* **What you have to do**:
Take every line where the string "出则无敌国外患者" appears and copy it.

-- BEGIN Records provided --

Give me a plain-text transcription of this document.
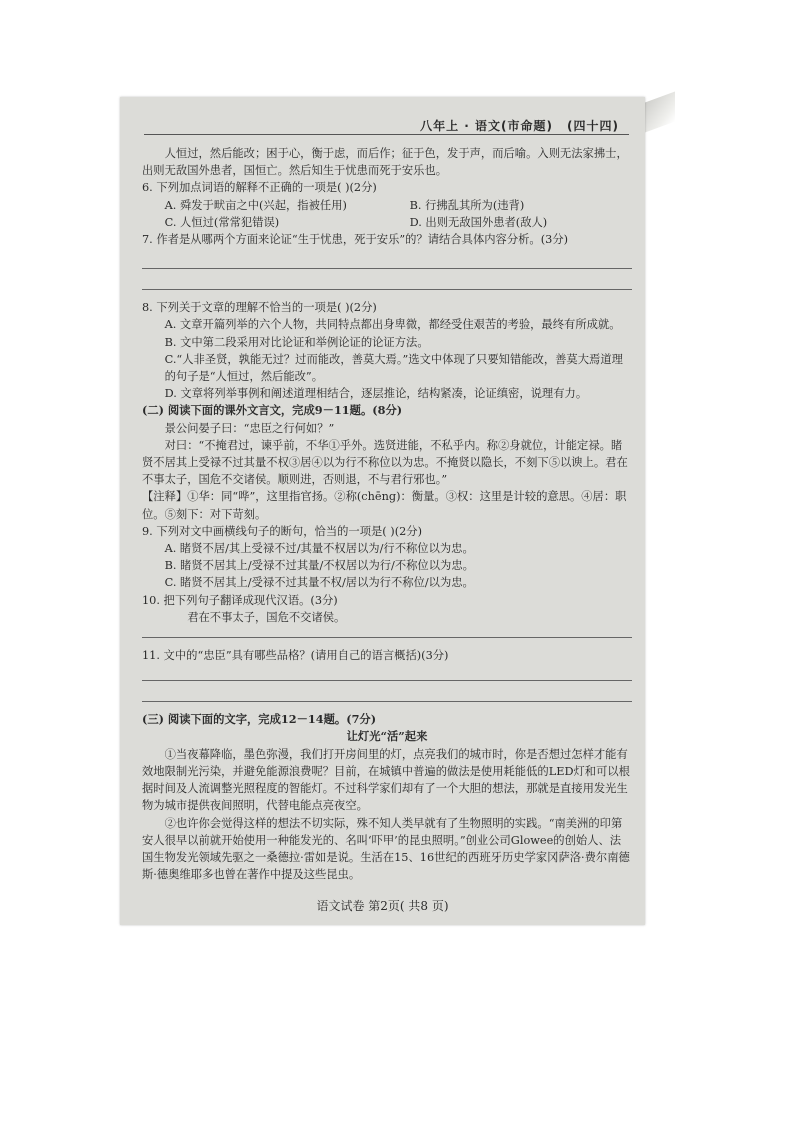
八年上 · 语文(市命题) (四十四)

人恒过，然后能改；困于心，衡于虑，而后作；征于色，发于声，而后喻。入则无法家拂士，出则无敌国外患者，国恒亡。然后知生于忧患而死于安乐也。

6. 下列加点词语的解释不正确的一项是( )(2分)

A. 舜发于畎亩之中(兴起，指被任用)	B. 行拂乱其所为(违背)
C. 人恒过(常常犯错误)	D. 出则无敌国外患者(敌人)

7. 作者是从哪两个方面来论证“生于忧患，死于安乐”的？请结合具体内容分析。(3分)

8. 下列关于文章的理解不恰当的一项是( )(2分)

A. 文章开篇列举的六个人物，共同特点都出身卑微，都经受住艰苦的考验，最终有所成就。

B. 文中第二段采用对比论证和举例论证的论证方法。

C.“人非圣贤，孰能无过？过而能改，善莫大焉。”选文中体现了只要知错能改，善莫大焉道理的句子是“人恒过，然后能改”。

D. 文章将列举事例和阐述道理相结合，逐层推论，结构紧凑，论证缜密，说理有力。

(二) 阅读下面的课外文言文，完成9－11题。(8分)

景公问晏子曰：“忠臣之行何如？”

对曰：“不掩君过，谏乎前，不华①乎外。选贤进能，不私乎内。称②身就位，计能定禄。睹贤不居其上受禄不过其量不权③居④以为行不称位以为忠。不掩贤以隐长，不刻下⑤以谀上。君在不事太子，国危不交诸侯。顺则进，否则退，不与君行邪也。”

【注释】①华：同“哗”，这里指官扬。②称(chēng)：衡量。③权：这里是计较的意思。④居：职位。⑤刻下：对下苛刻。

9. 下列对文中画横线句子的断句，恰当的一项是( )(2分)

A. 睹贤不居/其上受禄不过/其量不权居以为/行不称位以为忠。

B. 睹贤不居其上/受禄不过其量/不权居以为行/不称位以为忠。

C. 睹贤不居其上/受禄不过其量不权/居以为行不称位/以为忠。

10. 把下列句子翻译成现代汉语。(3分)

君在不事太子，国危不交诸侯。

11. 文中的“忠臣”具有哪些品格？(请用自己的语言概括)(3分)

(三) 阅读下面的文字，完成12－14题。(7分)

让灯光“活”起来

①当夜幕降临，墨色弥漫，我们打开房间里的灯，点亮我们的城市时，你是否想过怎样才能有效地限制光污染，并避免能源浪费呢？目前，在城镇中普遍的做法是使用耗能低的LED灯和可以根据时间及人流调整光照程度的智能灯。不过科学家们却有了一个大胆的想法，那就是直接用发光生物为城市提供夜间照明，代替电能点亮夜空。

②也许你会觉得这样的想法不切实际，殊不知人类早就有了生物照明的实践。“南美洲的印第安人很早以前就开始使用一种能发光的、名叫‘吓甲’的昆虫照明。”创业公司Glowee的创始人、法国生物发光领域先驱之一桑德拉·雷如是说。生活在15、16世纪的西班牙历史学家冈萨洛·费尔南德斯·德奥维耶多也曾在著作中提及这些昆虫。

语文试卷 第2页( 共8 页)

-- END Records provided --

* **The reply**:
人恒过，然后能改；困于心，衡于虑，而后作；征于色，发于声，而后喻。入则无法家拂士，出则无敌国外患者，国恒亡。然后知生于忧患而死于安乐也。
C. 人恒过(常常犯错误)	D. 出则无敌国外患者(敌人)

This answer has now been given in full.